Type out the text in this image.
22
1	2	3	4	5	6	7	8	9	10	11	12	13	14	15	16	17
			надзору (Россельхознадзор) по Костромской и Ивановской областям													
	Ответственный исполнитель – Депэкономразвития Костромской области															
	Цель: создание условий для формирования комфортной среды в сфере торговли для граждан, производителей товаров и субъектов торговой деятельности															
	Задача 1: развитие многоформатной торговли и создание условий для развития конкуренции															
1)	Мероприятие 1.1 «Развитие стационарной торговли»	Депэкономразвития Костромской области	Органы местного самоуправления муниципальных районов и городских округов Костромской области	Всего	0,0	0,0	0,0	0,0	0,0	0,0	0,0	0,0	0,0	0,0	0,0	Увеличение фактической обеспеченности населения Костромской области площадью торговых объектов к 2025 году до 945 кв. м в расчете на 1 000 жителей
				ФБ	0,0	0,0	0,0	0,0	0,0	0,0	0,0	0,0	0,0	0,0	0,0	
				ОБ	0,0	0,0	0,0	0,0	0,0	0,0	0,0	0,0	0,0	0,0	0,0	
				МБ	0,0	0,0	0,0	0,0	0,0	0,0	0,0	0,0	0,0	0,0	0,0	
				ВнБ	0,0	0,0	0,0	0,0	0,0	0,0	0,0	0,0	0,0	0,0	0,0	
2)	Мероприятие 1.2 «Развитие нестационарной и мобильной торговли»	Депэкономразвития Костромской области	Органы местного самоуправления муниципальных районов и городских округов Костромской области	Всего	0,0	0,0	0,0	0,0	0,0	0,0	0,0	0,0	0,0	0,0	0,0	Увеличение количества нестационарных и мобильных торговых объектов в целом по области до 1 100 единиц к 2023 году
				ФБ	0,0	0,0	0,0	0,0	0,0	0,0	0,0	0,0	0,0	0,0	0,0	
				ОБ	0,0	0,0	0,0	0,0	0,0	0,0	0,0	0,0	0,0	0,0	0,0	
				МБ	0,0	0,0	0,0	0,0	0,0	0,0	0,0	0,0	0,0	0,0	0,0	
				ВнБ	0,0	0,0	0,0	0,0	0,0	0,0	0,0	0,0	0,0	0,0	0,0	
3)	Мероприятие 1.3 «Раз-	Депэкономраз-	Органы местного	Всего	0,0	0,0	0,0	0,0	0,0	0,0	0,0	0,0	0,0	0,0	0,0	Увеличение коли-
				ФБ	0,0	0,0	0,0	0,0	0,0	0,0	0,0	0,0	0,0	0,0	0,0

**Exercise directions**
Reproduce the material above without altering a single character.

**Response**
Type out the text in this image.
22
1	2	3	4	5	6	7	8	9	10	11	12	13	14	15	16	17
			надзору (Россельхознадзор) по Костромской и Ивановской областям													
	Ответственный исполнитель – Депэкономразвития Костромской области															
	Цель: создание условий для формирования комфортной среды в сфере торговли для граждан, производителей товаров и субъектов торговой деятельности															
	Задача 1: развитие многоформатной торговли и создание условий для развития конкуренции															
1)	Мероприятие 1.1 «Развитие стационарной торговли»	Депэкономразвития Костромской области	Органы местного самоуправления муниципальных районов и городских округов Костромской области	Всего	0,0	0,0	0,0	0,0	0,0	0,0	0,0	0,0	0,0	0,0	0,0	Увеличение фактической обеспеченности населения Костромской области площадью торговых объектов к 2025 году до 945 кв. м в расчете на 1 000 жителей
				ФБ	0,0	0,0	0,0	0,0	0,0	0,0	0,0	0,0	0,0	0,0	0,0	
				ОБ	0,0	0,0	0,0	0,0	0,0	0,0	0,0	0,0	0,0	0,0	0,0	
				МБ	0,0	0,0	0,0	0,0	0,0	0,0	0,0	0,0	0,0	0,0	0,0	
				ВнБ	0,0	0,0	0,0	0,0	0,0	0,0	0,0	0,0	0,0	0,0	0,0	
2)	Мероприятие 1.2 «Развитие нестационарной и мобильной торговли»	Депэкономразвития Костромской области	Органы местного самоуправления муниципальных районов и городских округов Костромской области	Всего	0,0	0,0	0,0	0,0	0,0	0,0	0,0	0,0	0,0	0,0	0,0	Увеличение количества нестационарных и мобильных торговых объектов в целом по области до 1 100 единиц к 2023 году
				ФБ	0,0	0,0	0,0	0,0	0,0	0,0	0,0	0,0	0,0	0,0	0,0	
				ОБ	0,0	0,0	0,0	0,0	0,0	0,0	0,0	0,0	0,0	0,0	0,0	
				МБ	0,0	0,0	0,0	0,0	0,0	0,0	0,0	0,0	0,0	0,0	0,0	
				ВнБ	0,0	0,0	0,0	0,0	0,0	0,0	0,0	0,0	0,0	0,0	0,0	
3)	Мероприятие 1.3 «Раз-	Депэкономраз-	Органы местного	Всего	0,0	0,0	0,0	0,0	0,0	0,0	0,0	0,0	0,0	0,0	0,0	Увеличение коли-
				ФБ	0,0	0,0	0,0	0,0	0,0	0,0	0,0	0,0	0,0	0,0	0,0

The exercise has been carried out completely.